▶ [EXERCISE DETAILS]: Every line below should be repeated exactly.

▶ [DATA FOR THE TASK]:
begin

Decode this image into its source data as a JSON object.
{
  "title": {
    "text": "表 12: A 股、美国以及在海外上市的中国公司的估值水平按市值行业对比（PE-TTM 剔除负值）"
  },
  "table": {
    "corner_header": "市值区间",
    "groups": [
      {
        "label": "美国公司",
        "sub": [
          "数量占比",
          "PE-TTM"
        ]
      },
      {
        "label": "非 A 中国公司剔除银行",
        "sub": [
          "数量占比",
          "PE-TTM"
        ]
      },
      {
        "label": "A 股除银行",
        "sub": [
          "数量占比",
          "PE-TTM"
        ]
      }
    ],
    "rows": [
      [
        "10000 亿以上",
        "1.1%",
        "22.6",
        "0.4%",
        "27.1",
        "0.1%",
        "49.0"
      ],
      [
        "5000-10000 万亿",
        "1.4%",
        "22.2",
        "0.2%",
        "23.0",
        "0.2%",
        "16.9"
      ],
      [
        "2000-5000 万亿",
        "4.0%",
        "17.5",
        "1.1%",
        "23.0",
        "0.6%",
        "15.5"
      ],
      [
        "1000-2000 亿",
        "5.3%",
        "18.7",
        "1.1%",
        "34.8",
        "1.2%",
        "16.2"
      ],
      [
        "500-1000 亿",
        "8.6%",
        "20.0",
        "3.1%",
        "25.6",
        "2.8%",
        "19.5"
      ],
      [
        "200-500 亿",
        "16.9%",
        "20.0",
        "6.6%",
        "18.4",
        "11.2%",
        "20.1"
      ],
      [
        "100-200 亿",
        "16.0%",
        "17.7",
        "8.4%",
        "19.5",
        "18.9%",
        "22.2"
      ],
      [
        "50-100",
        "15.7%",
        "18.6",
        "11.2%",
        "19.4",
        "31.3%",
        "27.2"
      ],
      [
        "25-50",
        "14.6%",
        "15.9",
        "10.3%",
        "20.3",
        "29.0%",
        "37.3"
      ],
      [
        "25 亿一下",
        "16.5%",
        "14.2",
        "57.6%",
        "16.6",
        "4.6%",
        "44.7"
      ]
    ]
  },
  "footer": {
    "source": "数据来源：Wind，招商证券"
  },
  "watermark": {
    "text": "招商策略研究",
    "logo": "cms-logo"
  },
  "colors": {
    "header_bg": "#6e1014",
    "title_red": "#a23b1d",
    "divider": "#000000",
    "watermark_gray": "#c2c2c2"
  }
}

end

▶ [THE COMPLETED TASK]:
Decode this image into its source data as a JSON object.
{
  "title": {
    "text": "表 12: A 股、美国以及在海外上市的中国公司的估值水平按市值行业对比（PE-TTM 剔除负值）"
  },
  "table": {
    "corner_header": "市值区间",
    "groups": [
      {
        "label": "美国公司",
        "sub": [
          "数量占比",
          "PE-TTM"
        ]
      },
      {
        "label": "非 A 中国公司剔除银行",
        "sub": [
          "数量占比",
          "PE-TTM"
        ]
      },
      {
        "label": "A 股除银行",
        "sub": [
          "数量占比",
          "PE-TTM"
        ]
      }
    ],
    "rows": [
      [
        "10000 亿以上",
        "1.1%",
        "22.6",
        "0.4%",
        "27.1",
        "0.1%",
        "49.0"
      ],
      [
        "5000-10000 万亿",
        "1.4%",
        "22.2",
        "0.2%",
        "23.0",
        "0.2%",
        "16.9"
      ],
      [
        "2000-5000 万亿",
        "4.0%",
        "17.5",
        "1.1%",
        "23.0",
        "0.6%",
        "15.5"
      ],
      [
        "1000-2000 亿",
        "5.3%",
        "18.7",
        "1.1%",
        "34.8",
        "1.2%",
        "16.2"
      ],
      [
        "500-1000 亿",
        "8.6%",
        "20.0",
        "3.1%",
        "25.6",
        "2.8%",
        "19.5"
      ],
      [
        "200-500 亿",
        "16.9%",
        "20.0",
        "6.6%",
        "18.4",
        "11.2%",
        "20.1"
      ],
      [
        "100-200 亿",
        "16.0%",
        "17.7",
        "8.4%",
        "19.5",
        "18.9%",
        "22.2"
      ],
      [
        "50-100",
        "15.7%",
        "18.6",
        "11.2%",
        "19.4",
        "31.3%",
        "27.2"
      ],
      [
        "25-50",
        "14.6%",
        "15.9",
        "10.3%",
        "20.3",
        "29.0%",
        "37.3"
      ],
      [
        "25 亿一下",
        "16.5%",
        "14.2",
        "57.6%",
        "16.6",
        "4.6%",
        "44.7"
      ]
    ]
  },
  "footer": {
    "source": "数据来源：Wind，招商证券"
  },
  "watermark": {
    "text": "招商策略研究",
    "logo": "cms-logo"
  },
  "colors": {
    "header_bg": "#6e1014",
    "title_red": "#a23b1d",
    "divider": "#000000",
    "watermark_gray": "#c2c2c2"
  }
}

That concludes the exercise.